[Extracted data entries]
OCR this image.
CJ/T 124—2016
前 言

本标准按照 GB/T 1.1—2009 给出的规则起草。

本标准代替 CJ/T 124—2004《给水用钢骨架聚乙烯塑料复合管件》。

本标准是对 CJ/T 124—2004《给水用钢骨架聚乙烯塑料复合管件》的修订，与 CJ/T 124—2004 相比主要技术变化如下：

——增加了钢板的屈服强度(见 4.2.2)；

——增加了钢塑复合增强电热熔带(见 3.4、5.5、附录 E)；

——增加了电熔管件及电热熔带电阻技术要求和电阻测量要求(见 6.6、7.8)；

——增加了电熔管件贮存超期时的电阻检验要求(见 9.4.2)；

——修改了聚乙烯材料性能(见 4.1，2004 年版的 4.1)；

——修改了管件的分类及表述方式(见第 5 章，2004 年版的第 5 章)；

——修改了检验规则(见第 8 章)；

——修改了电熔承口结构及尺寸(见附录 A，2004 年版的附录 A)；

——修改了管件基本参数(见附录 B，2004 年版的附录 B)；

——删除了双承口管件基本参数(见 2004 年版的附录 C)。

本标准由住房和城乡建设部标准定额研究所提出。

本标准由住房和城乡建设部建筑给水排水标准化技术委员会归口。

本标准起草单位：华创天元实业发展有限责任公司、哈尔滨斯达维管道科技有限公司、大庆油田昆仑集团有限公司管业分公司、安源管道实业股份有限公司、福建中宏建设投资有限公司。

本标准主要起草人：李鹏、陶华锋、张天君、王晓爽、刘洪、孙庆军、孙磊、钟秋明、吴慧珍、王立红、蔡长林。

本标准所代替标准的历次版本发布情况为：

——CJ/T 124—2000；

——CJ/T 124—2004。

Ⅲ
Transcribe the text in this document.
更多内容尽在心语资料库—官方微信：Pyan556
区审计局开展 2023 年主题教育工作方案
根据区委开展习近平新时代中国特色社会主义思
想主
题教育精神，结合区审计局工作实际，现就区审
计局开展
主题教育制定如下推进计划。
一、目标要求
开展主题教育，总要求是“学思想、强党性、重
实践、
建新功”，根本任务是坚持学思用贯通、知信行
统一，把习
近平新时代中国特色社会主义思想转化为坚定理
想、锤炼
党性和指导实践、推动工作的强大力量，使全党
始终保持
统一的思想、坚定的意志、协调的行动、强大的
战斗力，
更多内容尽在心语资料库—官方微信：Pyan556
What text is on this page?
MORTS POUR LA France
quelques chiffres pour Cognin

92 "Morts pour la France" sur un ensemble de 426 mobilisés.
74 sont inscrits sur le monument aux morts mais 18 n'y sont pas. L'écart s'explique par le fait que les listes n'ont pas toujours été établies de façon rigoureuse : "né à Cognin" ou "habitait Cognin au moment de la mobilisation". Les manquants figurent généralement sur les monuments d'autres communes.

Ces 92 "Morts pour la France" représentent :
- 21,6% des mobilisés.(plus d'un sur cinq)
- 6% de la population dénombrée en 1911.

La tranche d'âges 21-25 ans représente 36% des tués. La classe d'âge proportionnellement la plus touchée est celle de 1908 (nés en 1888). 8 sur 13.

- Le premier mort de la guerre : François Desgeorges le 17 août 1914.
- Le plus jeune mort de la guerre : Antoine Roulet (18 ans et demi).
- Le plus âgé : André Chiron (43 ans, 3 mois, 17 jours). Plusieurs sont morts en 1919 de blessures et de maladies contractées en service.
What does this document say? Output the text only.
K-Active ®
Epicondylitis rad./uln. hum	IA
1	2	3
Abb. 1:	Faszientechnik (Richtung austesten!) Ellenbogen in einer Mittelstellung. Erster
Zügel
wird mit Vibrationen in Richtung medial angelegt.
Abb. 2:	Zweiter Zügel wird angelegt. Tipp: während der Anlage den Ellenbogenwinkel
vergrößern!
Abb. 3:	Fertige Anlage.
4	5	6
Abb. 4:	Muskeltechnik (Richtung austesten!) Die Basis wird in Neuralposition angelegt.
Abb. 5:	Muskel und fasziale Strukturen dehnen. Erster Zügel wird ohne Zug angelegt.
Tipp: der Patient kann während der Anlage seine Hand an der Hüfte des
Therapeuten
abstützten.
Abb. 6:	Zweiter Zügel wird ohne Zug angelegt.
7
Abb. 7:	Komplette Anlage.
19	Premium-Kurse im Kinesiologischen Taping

__WORK REQUIRED__
Write out the records above again, keeping each one identical to the original.

__REPLY__
OCR this image.
CJ/T 124—2016
前 言

本标准按照 GB/T 1.1—2009 给出的规则起草。

本标准代替 CJ/T 124—2004《给水用钢骨架聚乙烯塑料复合管件》。

本标准是对 CJ/T 124—2004《给水用钢骨架聚乙烯塑料复合管件》的修订，与 CJ/T 124—2004 相比主要技术变化如下：

——增加了钢板的屈服强度(见 4.2.2)；

——增加了钢塑复合增强电热熔带(见 3.4、5.5、附录 E)；

——增加了电熔管件及电热熔带电阻技术要求和电阻测量要求(见 6.6、7.8)；

——增加了电熔管件贮存超期时的电阻检验要求(见 9.4.2)；

——修改了聚乙烯材料性能(见 4.1，2004 年版的 4.1)；

——修改了管件的分类及表述方式(见第 5 章，2004 年版的第 5 章)；

——修改了检验规则(见第 8 章)；

——修改了电熔承口结构及尺寸(见附录 A，2004 年版的附录 A)；

——修改了管件基本参数(见附录 B，2004 年版的附录 B)；

——删除了双承口管件基本参数(见 2004 年版的附录 C)。

本标准由住房和城乡建设部标准定额研究所提出。

本标准由住房和城乡建设部建筑给水排水标准化技术委员会归口。

本标准起草单位：华创天元实业发展有限责任公司、哈尔滨斯达维管道科技有限公司、大庆油田昆仑集团有限公司管业分公司、安源管道实业股份有限公司、福建中宏建设投资有限公司。

本标准主要起草人：李鹏、陶华锋、张天君、王晓爽、刘洪、孙庆军、孙磊、钟秋明、吴慧珍、王立红、蔡长林。

本标准所代替标准的历次版本发布情况为：

——CJ/T 124—2000；

——CJ/T 124—2004。

Ⅲ
Transcribe the text in this document.
更多内容尽在心语资料库—官方微信：Pyan556
区审计局开展 2023 年主题教育工作方案
根据区委开展习近平新时代中国特色社会主义思
想主
题教育精神，结合区审计局工作实际，现就区审
计局开展
主题教育制定如下推进计划。
一、目标要求
开展主题教育，总要求是“学思想、强党性、重
实践、
建新功”，根本任务是坚持学思用贯通、知信行
统一，把习
近平新时代中国特色社会主义思想转化为坚定理
想、锤炼
党性和指导实践、推动工作的强大力量，使全党
始终保持
统一的思想、坚定的意志、协调的行动、强大的
战斗力，
更多内容尽在心语资料库—官方微信：Pyan556
What text is on this page?
MORTS POUR LA France
quelques chiffres pour Cognin

92 "Morts pour la France" sur un ensemble de 426 mobilisés.
74 sont inscrits sur le monument aux morts mais 18 n'y sont pas. L'écart s'explique par le fait que les listes n'ont pas toujours été établies de façon rigoureuse : "né à Cognin" ou "habitait Cognin au moment de la mobilisation". Les manquants figurent généralement sur les monuments d'autres communes.

Ces 92 "Morts pour la France" représentent :
- 21,6% des mobilisés.(plus d'un sur cinq)
- 6% de la population dénombrée en 1911.

La tranche d'âges 21-25 ans représente 36% des tués. La classe d'âge proportionnellement la plus touchée est celle de 1908 (nés en 1888). 8 sur 13.

- Le premier mort de la guerre : François Desgeorges le 17 août 1914.
- Le plus jeune mort de la guerre : Antoine Roulet (18 ans et demi).
- Le plus âgé : André Chiron (43 ans, 3 mois, 17 jours). Plusieurs sont morts en 1919 de blessures et de maladies contractées en service.
What does this document say? Output the text only.
K-Active ®
Epicondylitis rad./uln. hum	IA
1	2	3
Abb. 1:	Faszientechnik (Richtung austesten!) Ellenbogen in einer Mittelstellung. Erster
Zügel
wird mit Vibrationen in Richtung medial angelegt.
Abb. 2:	Zweiter Zügel wird angelegt. Tipp: während der Anlage den Ellenbogenwinkel
vergrößern!
Abb. 3:	Fertige Anlage.
4	5	6
Abb. 4:	Muskeltechnik (Richtung austesten!) Die Basis wird in Neuralposition angelegt.
Abb. 5:	Muskel und fasziale Strukturen dehnen. Erster Zügel wird ohne Zug angelegt.
Tipp: der Patient kann während der Anlage seine Hand an der Hüfte des
Therapeuten
abstützten.
Abb. 6:	Zweiter Zügel wird ohne Zug angelegt.
7
Abb. 7:	Komplette Anlage.
19	Premium-Kurse im Kinesiologischen Taping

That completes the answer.